[GIVEN REQUEST 1]: Reproduce the blog post on SAP HANA text analysis in full, word for word.

[SELECTED EXTRACT]:
------------------------------------
Skip to Content
Author's profile photo Shahid Mohammed Syed

SAP HANA Text Analysis – Custom Configuration/Dictionary – Dynamic Query

The base idea was to share my exploration on SAP HANA Text Analysis thru this blog. In the process, I have used custom configurations and custom dictionary to build my full text analysis index tables and used a dynamic query in the procedure to fetch the number columns of a table.

If there are no entries in text analysis table, then the query will return the fields maintain in the custom configuration table, else it adds a new column to the query which was requested and stored in the text table. Thought was the same procedure should return the data with X or Y number of columns without changing the procedure code.



YouTube: https://www.youtube.com/watch?v=XzC5vpinNNM


STEP 1: Creating a Custom Configuration .hdbtextconfig:


Custom dictionary is used to define our own tokens or variants. Variants will be categorized by TA_TYPE.

In this case, I have built a custom dictionary which is based on database table and fields.

  1. In order to do this, I have created a new file customconfig.hdbtextconfig
  2. I have copied the code inside EXTRACTION_CORE_VOICEOFCUSTOMER.hdbtextconfig
  3. Added the below line in my custom configuration file, customconfig.hdbtextconfig

<string-list-value>amohas97.session.textproj::prod.hdbtextdict</string-list-value>

Path for TA:

Path for TA.jpg

Code in Custom Configuration:

Code - VoC.jpg

STEP 2: Creating a Custom Dictionary .hdbtextdict:


I have added the lines in the file to create a custom dictionary. When the entries are populated in the table which has text analysis index created with the customconfig.hdbtextconfig, it will read the below dictionary to identify the TA_TOKEN and TA_TYPE. I have maintained the table name “amohas97.session.data::srnum” and field name “status” in the custom dictionary under different categories.
------------------------------------
[Stored data]:

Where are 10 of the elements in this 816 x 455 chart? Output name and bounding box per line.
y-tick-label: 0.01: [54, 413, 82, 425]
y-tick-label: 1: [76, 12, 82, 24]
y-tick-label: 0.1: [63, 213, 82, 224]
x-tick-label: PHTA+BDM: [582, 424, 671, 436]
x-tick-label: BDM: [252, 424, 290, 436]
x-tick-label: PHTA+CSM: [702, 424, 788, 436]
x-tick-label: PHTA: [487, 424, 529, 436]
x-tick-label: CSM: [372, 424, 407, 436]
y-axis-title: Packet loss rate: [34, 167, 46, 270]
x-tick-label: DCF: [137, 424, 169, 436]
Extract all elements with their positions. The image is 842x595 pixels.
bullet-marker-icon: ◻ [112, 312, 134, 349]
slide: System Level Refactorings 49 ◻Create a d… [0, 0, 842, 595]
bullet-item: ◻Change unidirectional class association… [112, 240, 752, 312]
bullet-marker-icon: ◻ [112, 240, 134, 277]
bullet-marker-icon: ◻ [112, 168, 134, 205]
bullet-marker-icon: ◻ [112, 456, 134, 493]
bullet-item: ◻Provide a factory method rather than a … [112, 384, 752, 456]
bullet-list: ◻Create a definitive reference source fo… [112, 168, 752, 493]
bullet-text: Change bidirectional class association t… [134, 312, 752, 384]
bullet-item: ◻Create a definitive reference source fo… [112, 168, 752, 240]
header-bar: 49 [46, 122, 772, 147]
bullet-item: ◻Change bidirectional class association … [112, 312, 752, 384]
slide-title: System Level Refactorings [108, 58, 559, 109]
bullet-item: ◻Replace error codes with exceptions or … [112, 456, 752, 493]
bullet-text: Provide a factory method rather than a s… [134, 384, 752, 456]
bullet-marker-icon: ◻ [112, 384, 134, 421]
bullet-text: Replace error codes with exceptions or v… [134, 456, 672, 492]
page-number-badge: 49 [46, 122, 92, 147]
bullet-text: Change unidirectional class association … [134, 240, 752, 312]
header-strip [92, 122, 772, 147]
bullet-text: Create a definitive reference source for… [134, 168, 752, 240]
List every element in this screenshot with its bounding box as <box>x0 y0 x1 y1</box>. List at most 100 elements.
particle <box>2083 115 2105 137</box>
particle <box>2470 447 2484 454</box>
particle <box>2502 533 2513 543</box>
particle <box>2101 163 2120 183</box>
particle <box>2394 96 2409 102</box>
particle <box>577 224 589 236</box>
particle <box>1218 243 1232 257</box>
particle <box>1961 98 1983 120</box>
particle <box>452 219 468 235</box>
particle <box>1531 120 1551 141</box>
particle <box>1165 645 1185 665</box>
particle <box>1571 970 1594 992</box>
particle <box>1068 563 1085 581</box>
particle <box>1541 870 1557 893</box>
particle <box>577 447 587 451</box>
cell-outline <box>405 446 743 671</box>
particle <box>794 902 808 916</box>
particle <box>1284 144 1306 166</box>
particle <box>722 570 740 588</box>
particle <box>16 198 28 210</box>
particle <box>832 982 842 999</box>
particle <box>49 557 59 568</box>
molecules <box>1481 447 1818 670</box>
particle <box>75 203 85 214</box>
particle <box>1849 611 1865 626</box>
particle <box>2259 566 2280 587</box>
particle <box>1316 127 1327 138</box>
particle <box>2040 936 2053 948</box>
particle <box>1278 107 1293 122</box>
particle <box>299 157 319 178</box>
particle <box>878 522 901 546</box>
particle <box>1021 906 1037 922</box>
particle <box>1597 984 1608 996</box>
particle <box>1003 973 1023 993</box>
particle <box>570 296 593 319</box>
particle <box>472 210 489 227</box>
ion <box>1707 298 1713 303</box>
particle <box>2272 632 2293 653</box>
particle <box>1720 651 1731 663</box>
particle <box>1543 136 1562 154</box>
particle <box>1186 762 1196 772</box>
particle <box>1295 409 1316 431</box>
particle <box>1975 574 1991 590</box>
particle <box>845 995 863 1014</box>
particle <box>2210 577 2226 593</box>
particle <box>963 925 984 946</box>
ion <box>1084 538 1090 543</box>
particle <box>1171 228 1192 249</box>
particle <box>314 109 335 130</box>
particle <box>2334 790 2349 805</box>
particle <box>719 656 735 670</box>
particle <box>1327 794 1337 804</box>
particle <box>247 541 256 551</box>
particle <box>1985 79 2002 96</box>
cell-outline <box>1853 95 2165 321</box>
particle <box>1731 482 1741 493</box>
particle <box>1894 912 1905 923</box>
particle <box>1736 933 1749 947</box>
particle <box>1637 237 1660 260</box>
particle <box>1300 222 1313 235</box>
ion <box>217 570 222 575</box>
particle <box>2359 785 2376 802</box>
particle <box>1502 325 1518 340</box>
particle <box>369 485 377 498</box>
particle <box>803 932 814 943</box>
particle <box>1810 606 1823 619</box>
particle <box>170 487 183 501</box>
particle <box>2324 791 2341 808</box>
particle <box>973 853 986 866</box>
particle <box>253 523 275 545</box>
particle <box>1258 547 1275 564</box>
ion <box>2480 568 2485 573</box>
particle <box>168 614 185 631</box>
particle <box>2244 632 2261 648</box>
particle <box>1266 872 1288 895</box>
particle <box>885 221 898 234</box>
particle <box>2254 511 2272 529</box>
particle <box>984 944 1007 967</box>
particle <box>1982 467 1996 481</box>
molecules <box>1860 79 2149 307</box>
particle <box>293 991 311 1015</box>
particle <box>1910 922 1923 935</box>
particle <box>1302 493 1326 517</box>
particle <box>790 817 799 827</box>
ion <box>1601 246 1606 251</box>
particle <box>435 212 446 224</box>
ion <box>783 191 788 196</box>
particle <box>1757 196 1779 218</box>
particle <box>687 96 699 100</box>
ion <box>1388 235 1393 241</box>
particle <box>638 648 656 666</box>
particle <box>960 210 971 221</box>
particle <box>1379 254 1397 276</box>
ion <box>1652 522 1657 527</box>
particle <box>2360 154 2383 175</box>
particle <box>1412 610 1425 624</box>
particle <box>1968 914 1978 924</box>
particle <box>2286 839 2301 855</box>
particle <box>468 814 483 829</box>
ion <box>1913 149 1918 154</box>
------------------------------------
[GIVEN REQUEST 2]: Replace "chart" with "graph" in the listing lines from its start through the line containing "x-tick-label: CSM: [372, 424, 407, 436]". Return only those lines, otherwise unchanged.

[WORKED ANSWER 1]:
Skip to Content
Author's profile photo Shahid Mohammed Syed

SAP HANA Text Analysis – Custom Configuration/Dictionary – Dynamic Query

The base idea was to share my exploration on SAP HANA Text Analysis thru this blog. In the process, I have used custom configurations and custom dictionary to build my full text analysis index tables and used a dynamic query in the procedure to fetch the number columns of a table.

If there are no entries in text analysis table, then the query will return the fields maintain in the custom configuration table, else it adds a new column to the query which was requested and stored in the text table. Thought was the same procedure should return the data with X or Y number of columns without changing the procedure code.



YouTube: https://www.youtube.com/watch?v=XzC5vpinNNM


STEP 1: Creating a Custom Configuration .hdbtextconfig:


Custom dictionary is used to define our own tokens or variants. Variants will be categorized by TA_TYPE.

In this case, I have built a custom dictionary which is based on database table and fields.

  1. In order to do this, I have created a new file customconfig.hdbtextconfig
  2. I have copied the code inside EXTRACTION_CORE_VOICEOFCUSTOMER.hdbtextconfig
  3. Added the below line in my custom configuration file, customconfig.hdbtextconfig

<string-list-value>amohas97.session.textproj::prod.hdbtextdict</string-list-value>

Path for TA:

Path for TA.jpg

Code in Custom Configuration:

Code - VoC.jpg

STEP 2: Creating a Custom Dictionary .hdbtextdict:


I have added the lines in the file to create a custom dictionary. When the entries are populated in the table which has text analysis index created with the customconfig.hdbtextconfig, it will read the below dictionary to identify the TA_TOKEN and TA_TYPE. I have maintained the table name “amohas97.session.data::srnum” and field name “status” in the custom dictionary under different categories.

[WORKED ANSWER 2]:
Where are 10 of the elements in this 816 x 455 graph? Output name and bounding box per line.
y-tick-label: 0.01: [54, 413, 82, 425]
y-tick-label: 1: [76, 12, 82, 24]
y-tick-label: 0.1: [63, 213, 82, 224]
x-tick-label: PHTA+BDM: [582, 424, 671, 436]
x-tick-label: BDM: [252, 424, 290, 436]
x-tick-label: PHTA+CSM: [702, 424, 788, 436]
x-tick-label: PHTA: [487, 424, 529, 436]
x-tick-label: CSM: [372, 424, 407, 436]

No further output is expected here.